• DATA TO PROCESS
-- START --

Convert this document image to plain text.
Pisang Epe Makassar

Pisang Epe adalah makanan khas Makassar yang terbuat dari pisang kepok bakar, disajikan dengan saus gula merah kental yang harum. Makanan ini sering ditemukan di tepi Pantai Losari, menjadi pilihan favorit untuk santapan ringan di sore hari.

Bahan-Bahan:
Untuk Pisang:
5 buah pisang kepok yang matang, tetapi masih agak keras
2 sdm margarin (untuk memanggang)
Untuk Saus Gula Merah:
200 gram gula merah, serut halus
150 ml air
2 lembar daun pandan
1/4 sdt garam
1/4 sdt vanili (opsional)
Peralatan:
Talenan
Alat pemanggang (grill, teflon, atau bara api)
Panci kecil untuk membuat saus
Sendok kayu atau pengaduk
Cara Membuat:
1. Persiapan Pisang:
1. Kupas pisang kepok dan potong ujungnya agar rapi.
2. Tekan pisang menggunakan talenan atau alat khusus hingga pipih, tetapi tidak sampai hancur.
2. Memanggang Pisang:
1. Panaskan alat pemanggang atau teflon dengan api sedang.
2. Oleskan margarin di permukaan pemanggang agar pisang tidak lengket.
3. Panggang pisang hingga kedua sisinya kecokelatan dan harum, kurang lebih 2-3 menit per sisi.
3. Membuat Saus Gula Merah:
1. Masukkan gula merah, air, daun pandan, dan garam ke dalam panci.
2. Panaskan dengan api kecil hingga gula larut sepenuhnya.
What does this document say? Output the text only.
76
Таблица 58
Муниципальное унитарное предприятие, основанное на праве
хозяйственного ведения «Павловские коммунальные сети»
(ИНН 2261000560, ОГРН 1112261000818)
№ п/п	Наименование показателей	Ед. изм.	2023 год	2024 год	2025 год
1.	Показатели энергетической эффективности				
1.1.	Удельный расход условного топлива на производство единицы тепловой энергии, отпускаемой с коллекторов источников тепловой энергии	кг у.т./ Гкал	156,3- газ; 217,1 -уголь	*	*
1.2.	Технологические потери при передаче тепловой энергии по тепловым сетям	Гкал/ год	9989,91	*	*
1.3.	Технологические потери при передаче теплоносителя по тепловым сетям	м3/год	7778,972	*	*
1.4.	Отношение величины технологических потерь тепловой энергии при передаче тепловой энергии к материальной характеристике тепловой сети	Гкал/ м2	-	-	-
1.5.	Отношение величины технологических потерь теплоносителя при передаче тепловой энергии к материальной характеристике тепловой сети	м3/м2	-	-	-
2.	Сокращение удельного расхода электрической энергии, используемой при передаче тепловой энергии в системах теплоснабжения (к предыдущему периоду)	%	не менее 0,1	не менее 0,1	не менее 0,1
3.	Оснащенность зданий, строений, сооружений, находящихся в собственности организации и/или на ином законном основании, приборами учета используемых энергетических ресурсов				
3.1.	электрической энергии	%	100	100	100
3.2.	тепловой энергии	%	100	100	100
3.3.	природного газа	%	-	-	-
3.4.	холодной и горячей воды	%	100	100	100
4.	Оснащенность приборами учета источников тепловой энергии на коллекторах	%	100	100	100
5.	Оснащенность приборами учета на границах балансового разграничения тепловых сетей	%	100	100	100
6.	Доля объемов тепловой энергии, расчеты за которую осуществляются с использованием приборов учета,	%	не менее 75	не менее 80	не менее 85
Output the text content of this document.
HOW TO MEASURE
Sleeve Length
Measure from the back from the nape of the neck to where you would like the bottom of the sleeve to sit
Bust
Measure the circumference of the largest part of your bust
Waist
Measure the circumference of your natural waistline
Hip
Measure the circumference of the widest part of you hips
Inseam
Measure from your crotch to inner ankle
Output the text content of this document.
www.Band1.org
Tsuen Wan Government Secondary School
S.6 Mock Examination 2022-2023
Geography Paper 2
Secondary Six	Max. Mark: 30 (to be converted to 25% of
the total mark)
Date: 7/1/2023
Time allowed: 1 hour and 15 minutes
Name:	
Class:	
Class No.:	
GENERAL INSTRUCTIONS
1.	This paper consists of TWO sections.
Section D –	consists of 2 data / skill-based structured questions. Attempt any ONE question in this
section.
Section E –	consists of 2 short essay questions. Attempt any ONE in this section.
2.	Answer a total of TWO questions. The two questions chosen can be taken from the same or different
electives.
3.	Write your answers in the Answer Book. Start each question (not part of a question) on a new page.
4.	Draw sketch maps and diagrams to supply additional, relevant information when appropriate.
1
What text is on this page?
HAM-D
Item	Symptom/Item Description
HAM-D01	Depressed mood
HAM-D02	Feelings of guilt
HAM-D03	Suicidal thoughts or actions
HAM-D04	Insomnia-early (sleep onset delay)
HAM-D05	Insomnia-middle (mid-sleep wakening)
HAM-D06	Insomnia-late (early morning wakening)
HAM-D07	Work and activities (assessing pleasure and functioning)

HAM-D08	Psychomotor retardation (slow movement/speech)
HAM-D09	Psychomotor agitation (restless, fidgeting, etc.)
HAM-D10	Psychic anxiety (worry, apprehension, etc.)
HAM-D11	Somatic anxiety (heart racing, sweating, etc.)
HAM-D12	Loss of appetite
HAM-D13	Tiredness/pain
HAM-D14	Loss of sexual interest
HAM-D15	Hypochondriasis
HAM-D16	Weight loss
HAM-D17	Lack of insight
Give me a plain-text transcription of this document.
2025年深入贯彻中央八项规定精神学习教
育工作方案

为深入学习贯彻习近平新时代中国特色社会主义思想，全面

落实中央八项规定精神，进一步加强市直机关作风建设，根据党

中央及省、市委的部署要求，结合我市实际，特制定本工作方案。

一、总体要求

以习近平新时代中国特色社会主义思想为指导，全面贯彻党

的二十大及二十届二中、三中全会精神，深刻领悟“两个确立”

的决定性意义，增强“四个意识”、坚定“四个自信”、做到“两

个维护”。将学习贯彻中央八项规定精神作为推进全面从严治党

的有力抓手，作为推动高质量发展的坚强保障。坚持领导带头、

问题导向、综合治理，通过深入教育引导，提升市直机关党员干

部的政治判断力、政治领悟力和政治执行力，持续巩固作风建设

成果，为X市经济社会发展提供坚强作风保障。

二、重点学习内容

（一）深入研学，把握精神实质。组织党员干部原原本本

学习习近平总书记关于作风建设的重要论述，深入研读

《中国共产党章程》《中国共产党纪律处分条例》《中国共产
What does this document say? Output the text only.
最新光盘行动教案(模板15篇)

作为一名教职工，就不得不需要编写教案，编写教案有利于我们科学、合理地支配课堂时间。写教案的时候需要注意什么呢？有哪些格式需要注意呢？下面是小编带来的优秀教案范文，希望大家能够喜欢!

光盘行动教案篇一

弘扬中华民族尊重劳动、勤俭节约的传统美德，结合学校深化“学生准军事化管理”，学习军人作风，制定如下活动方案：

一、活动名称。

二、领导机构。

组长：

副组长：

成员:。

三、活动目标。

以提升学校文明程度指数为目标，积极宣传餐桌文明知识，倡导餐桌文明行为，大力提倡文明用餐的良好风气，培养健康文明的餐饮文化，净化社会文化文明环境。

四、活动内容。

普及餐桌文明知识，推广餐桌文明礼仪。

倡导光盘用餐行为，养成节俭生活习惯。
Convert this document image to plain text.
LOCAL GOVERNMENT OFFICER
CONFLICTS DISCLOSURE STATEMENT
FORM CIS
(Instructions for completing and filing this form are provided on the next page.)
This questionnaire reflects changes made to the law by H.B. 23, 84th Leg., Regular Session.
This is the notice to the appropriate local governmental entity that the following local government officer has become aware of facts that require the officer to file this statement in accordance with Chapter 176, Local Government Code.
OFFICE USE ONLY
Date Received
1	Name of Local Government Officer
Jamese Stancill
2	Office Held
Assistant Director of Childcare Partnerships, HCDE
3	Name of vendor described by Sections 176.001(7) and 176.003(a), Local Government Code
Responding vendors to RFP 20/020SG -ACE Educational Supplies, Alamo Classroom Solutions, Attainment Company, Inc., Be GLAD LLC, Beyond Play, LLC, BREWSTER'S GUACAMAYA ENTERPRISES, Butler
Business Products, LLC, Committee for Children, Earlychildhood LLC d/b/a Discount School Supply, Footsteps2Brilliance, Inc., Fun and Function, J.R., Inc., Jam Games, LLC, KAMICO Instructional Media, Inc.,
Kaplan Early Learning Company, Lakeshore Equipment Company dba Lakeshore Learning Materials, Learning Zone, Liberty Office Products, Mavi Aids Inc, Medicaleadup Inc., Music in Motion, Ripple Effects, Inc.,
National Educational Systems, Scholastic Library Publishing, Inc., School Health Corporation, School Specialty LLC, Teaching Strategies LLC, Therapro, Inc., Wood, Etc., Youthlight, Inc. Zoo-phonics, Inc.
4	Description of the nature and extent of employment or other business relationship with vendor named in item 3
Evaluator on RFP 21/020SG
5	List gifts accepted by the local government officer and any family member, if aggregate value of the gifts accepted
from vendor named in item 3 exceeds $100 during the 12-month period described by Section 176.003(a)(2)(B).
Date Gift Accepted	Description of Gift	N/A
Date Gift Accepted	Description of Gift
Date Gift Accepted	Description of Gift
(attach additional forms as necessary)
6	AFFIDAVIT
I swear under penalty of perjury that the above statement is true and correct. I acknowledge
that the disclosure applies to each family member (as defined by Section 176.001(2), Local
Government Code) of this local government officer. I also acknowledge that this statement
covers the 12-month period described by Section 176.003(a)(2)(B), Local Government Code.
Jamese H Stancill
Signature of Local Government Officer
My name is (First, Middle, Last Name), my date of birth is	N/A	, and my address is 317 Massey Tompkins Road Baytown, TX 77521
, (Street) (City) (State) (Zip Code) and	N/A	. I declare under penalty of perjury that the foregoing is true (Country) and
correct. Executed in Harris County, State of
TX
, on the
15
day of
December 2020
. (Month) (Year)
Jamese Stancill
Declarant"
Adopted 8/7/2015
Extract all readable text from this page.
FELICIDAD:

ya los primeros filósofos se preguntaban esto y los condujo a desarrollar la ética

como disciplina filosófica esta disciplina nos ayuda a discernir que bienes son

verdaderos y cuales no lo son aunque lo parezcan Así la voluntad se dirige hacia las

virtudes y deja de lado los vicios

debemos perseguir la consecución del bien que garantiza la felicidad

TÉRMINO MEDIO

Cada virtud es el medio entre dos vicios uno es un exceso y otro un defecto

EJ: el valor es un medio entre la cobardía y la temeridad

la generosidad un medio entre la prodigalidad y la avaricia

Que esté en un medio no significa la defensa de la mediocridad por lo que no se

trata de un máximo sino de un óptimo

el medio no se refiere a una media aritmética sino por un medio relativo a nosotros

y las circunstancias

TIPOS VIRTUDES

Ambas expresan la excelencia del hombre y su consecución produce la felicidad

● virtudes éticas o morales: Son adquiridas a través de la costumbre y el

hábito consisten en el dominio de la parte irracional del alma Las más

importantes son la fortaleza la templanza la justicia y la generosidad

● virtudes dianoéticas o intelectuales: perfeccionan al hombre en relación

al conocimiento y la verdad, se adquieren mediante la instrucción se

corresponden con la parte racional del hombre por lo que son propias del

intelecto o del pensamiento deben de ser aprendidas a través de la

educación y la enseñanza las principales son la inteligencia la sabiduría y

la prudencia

-- END --

• REQUIRED TASK
Pick out each line that holds the string "garam".

• ANSWER FOR THE TASK
1/4 sdt garam
1. Masukkan gula merah, air, daun pandan, dan garam ke dalam panci.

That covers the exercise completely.